* Requests:
A – Decide whether each statement agrees with the SEARN excerpt, answering yes or no and quoting the deciding words of the excerpt exactly: (i) the number of standard training examples grows quadratically with the number of classes; (ii) labeled dependency parsing using Stanford formalism has about 90 possible transitions; (iii) the class that receives the largest cost is output as the prediction.
B – Edit the stretch of the SEARN excerpt from "Later development avoids" through "or squared loss.", replacing "smallest" with "lowest", and give that stretch again.
C – Resume the SEARN excerpt, carrying it on from its final sentence.

-- start Document excerpt --

From Chang et al. (2015): learning to search "solves the problem by:

1. converting structured prediction into a search problem with specified search space and actions;
2. defining structured features over each state to capture the interdependency between output variables;
3. constructing a reference policy based on training data;
4. learning a policy that imitates the reference policy."

## Computational properties

SEARN originally stresses the ability to apply standard classifier:

From Daum (2006): "Searn operates by transforming structured prediction problems into a collection of classification problems, to which any standard binary classifier may be applied (for instance, a support vector machine or decision tree). In fact, Searn represents a family of structured prediction algorithms depending on the classifier and search space used."

However, this conceptually advantage quickly turns into a drawback when one converts the cost-sensitive training examples into standard training examples. The number of standard training examples scales quadratically with the number of classes (using Weighted-All-Pair reduction, see Daum (2006), page 28). For example, in a labeled dependency parsing problem using Stanford formalism, there are about 90 possible transitions, corresponding to 90 classes. The number of combinations becomes too large.

Later development avoids this problem by using a regressor. Chang et al. (2015, Supplementary material, Section B) use what they call "Cost-Sensitive One Against All (CSOAA) classification technique", that is a regressor outputting a cost for each class. The class that receives the smallest cost is output as the "classifier" prediction. They train this regressor to predict the given costs, using ridge regression or squared loss.

-- end Document excerpt --
-- start Dataset records --

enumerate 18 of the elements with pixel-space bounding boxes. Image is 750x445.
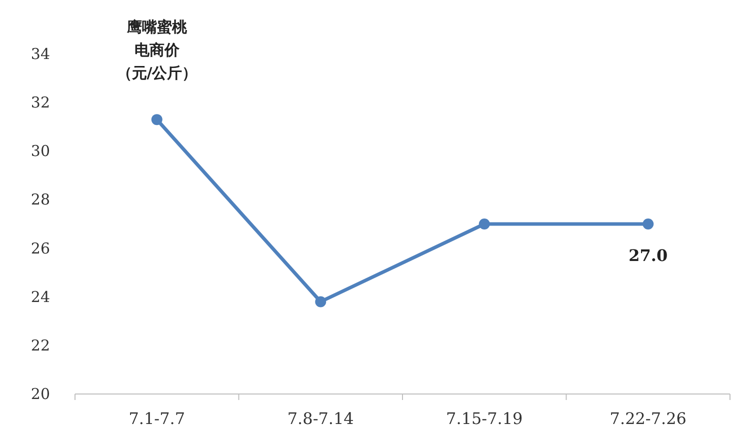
y-tick-label: 24 [30, 288, 50, 306]
x-tick-label: 7.1-7.7 [128, 409, 186, 428]
point [315, 296, 326, 308]
ylabel: 鹰嘴蜜桃电商价（元/公斤） [116, 18, 198, 82]
x-tick-label: 7.8-7.14 [287, 409, 354, 428]
x-tick-label: 7.22-7.26 [610, 409, 686, 428]
point [151, 114, 162, 126]
y-tick-label: 30 [30, 142, 50, 160]
point [642, 218, 654, 230]
point [478, 218, 490, 230]
y-tick-label: 34 [30, 45, 50, 63]
y-tick-label: 20 [30, 385, 50, 403]
x-tick-label: 7.15-7.19 [446, 409, 523, 428]
y-tick-label: 28 [30, 190, 50, 209]
y-tick-label: 22 [30, 336, 50, 354]
data-label: 27.0 [628, 246, 668, 265]
y-tick-label: 32 [30, 94, 50, 112]
y-tick-label: 26 [30, 239, 50, 258]
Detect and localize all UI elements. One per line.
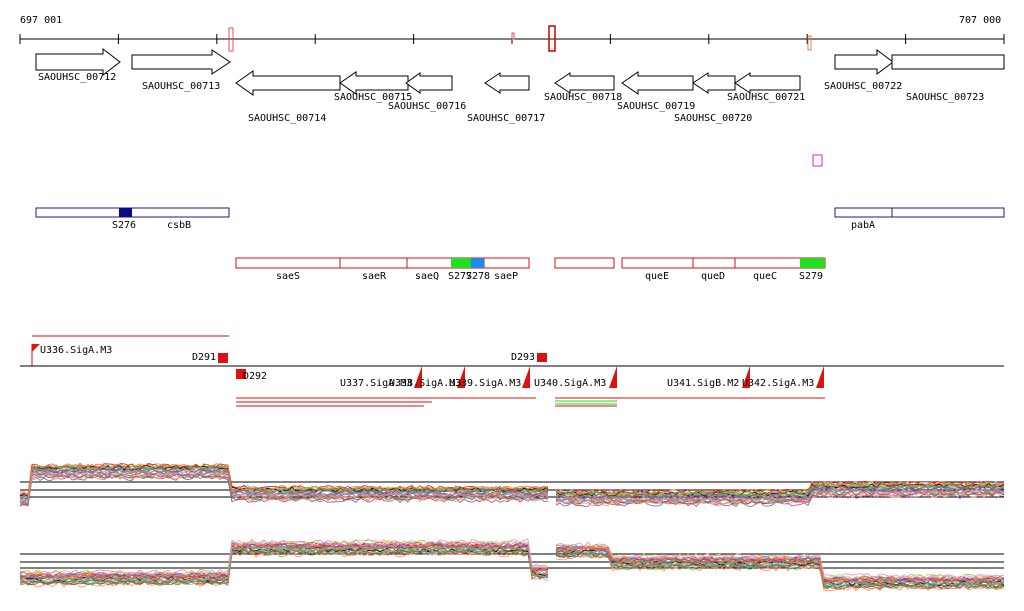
- promoter-track: U336.SigA.M3 D291 D292 D293 U337.SigA.M3…: [20, 335, 1004, 407]
- gene-arrow-00714[interactable]: [235, 70, 341, 96]
- feature-label: csbB: [167, 220, 191, 231]
- feature-label: S278: [466, 271, 490, 282]
- expression-trace-top: [19, 462, 1005, 495]
- pabA-feature[interactable]: [834, 207, 1005, 218]
- promoter-flag[interactable]: [457, 366, 465, 388]
- promoter-label: U340.SigA.M3: [534, 378, 606, 389]
- promoter-flag[interactable]: [32, 344, 40, 352]
- ruler-marker[interactable]: [807, 35, 812, 51]
- expression-trace-top: [19, 470, 1005, 504]
- red-annotation-track: saeS saeR saeQ S277 S278 saeP queE queD …: [235, 257, 826, 282]
- gene-arrow-00719[interactable]: [621, 71, 694, 95]
- csbB-feature[interactable]: [35, 207, 230, 218]
- gene-arrow-00718[interactable]: [554, 72, 615, 94]
- promoter-label: D291: [192, 352, 216, 363]
- promoter-label: U337.SigA.M3: [340, 378, 412, 389]
- feature-label: queD: [701, 271, 725, 282]
- feature-label: saeQ: [415, 271, 439, 282]
- expression-trace-top: [19, 463, 1005, 497]
- gene-arrow-00721[interactable]: [734, 72, 801, 94]
- gene-arrow-00720[interactable]: [692, 72, 736, 94]
- gene-label: SAOUHSC_00713: [142, 81, 220, 92]
- promoter-label: D293: [511, 352, 535, 363]
- gene-arrow-00715[interactable]: [339, 71, 409, 95]
- que-operon[interactable]: [621, 257, 826, 269]
- gene-label: SAOUHSC_00723: [906, 92, 984, 103]
- gene-label: SAOUHSC_00714: [248, 113, 326, 124]
- gene-arrow-00712[interactable]: [35, 47, 121, 77]
- sae-operon[interactable]: [235, 257, 530, 269]
- gene-arrow-00713[interactable]: [131, 49, 231, 75]
- gene-label: SAOUHSC_00718: [544, 92, 622, 103]
- gene-label: SAOUHSC_00722: [824, 81, 902, 92]
- promoter-label: U342.SigA.M3: [742, 378, 814, 389]
- ruler-marker[interactable]: [511, 32, 515, 40]
- expression-track-bottom[interactable]: [19, 538, 1005, 592]
- gene-arrow-00723[interactable]: [891, 54, 1005, 70]
- promoter-label: U341.SigB.M2: [667, 378, 739, 389]
- feature-label: saeR: [362, 271, 387, 282]
- promoter-label: U338.SigA.M3: [389, 378, 461, 389]
- promoter-flag[interactable]: [816, 366, 824, 388]
- magenta-feature[interactable]: [812, 154, 823, 167]
- feature-label: saeS: [276, 271, 300, 282]
- terminator-D292[interactable]: [236, 369, 246, 379]
- ruler-start-label: 697 001: [20, 15, 62, 26]
- feature-label: saeP: [494, 271, 518, 282]
- promoter-label: U339.SigA.M3: [449, 378, 521, 389]
- promoter-label: D292: [243, 371, 267, 382]
- gene-arrow-00722[interactable]: [834, 49, 894, 75]
- gene-label: SAOUHSC_00715: [334, 92, 412, 103]
- S277-feature[interactable]: [451, 258, 471, 268]
- blue-annotation-track: S276 csbB pabA: [35, 207, 1005, 231]
- promoter-flag[interactable]: [414, 366, 422, 388]
- ruler-end-label: 707 000: [959, 15, 1001, 26]
- expression-trace-bottom: [19, 546, 1005, 587]
- gene-label: SAOUHSC_00719: [617, 101, 695, 112]
- feature-label: S279: [799, 271, 823, 282]
- expression-trace-top: [19, 467, 1005, 502]
- gene-track: SAOUHSC_00712 SAOUHSC_00713 SAOUHSC_0071…: [35, 47, 1005, 167]
- coordinate-ruler: 697 001 707 000: [19, 15, 1005, 52]
- expression-trace-bottom: [19, 540, 1005, 581]
- S279-feature[interactable]: [800, 258, 825, 268]
- promoter-flag[interactable]: [522, 366, 530, 388]
- promoter-flag[interactable]: [742, 366, 750, 388]
- expression-trace-top: [19, 470, 1005, 505]
- terminator-D291[interactable]: [218, 353, 228, 363]
- promoter-flag[interactable]: [609, 366, 617, 388]
- feature-label: queC: [753, 271, 777, 282]
- feature-label: pabA: [851, 220, 875, 231]
- feature-label: S277: [448, 271, 472, 282]
- S278-feature[interactable]: [471, 258, 484, 268]
- gene-label: SAOUHSC_00717: [467, 113, 545, 124]
- expression-track-top[interactable]: [19, 462, 1005, 507]
- gene-arrow-00716[interactable]: [405, 72, 453, 94]
- S276-feature[interactable]: [119, 208, 132, 217]
- gene-arrow-00717[interactable]: [484, 72, 530, 94]
- feature-label: S276: [112, 220, 136, 231]
- terminator-D293[interactable]: [537, 353, 547, 362]
- gene-label: SAOUHSC_00716: [388, 101, 466, 112]
- gene-label: SAOUHSC_00720: [674, 113, 752, 124]
- unnamed-feature[interactable]: [554, 257, 615, 269]
- ruler-marker[interactable]: [548, 25, 556, 52]
- gene-label: SAOUHSC_00712: [38, 72, 116, 83]
- feature-label: queE: [645, 271, 669, 282]
- expression-trace-top: [19, 465, 1005, 499]
- promoter-label: U336.SigA.M3: [40, 345, 112, 356]
- gene-label: SAOUHSC_00721: [727, 92, 805, 103]
- ruler-ticks: [19, 34, 1005, 44]
- ruler-marker[interactable]: [228, 27, 234, 52]
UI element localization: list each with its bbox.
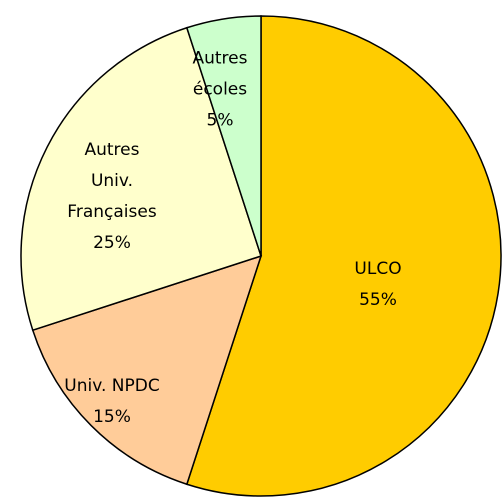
value-label: 25% <box>93 233 131 253</box>
pie-slice <box>185 15 502 497</box>
category-label: ULCO <box>354 259 402 279</box>
slice-label: ULCO 55% <box>313 254 443 316</box>
pie-slice <box>20 26 262 332</box>
value-label: 5% <box>206 110 234 131</box>
pie-slice <box>31 254 263 486</box>
pie-slice <box>185 15 262 257</box>
slice-label: Autres écoles 5% <box>183 44 258 137</box>
category-label: Univ. NPDC <box>64 376 160 396</box>
slice-label: Univ. NPDC 15% <box>42 371 182 433</box>
slice-label: Autres Univ. Françaises 25% <box>62 135 162 259</box>
category-label: Autres écoles <box>192 48 248 100</box>
value-label: 15% <box>93 407 131 427</box>
value-label: 55% <box>359 290 397 310</box>
category-label: Autres Univ. Françaises <box>67 140 157 222</box>
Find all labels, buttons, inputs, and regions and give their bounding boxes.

-- end Dataset records --

* Responses for each task:
A –
(i) Yes: "The number of standard training examples scales quadratically with the number of classes"
(ii) Yes: "there are about 90 possible transitions, corresponding to 90 classes"
(iii) No: "The class that receives the smallest cost is output as the "classifier" prediction."

B –
Later development avoids this problem by using a regressor. Chang et al. (2015, Supplementary material, Section B) use what they call "Cost-Sensitive One Against All (CSOAA) classification technique", that is a regressor outputting a cost for each class. The class that receives the lowest cost is output as the "classifier" prediction. They train this regressor to predict the given costs, using ridge regression or squared loss.

C –
Another problem is with computing the costs themselves. This is an expensive operation since it involve running a policy until terminated. For a derivation of T transitions, training with regular supervised learning takes O(T). Learning to search would require going through each transition (there are T) and roll-out (run the policy till the end, takes O(T) steps) for each possible action (there are L). Therefore the whole procedure takes O(T^2L). If T ~ 20, L ~ 90 then it is 1800 times slower than supervised training. Straka et al. (2015) alleviate this problem by ignoring some transitions (effectively reducing L) but it's questionable whether this trick can be applied to other problems.

"As many transitions differ only in the label of the arc being added, to improve oracle speed, we employ the following heuristic: when choosing a transition to follow, we consider only those arc-adding transitions that assign the label appearing in the gold tree. This effectively reduces the number of possible transitions from tens to at most five (e.g., from 96 to 4 transitions in the swap system for English)."

Notice: Daum (2006) says training with SEARN takes O(TLk) but I doubt that. I'm not sure what k is so ignore it for now. O(TL) is only to compute the cost of one action while we have O(T) actions for each sentence. So the overall complexity should be in the range of O(T^2L).

"the complexity of training Searn for sequence labeling scales as O(TLk) where T is the sequence length, L is the number of labels and k is the Markov order on the features."

## Applications

Dependency parsing (Chang et al. 2015).

AMR parsing (Goodman et al., 2016).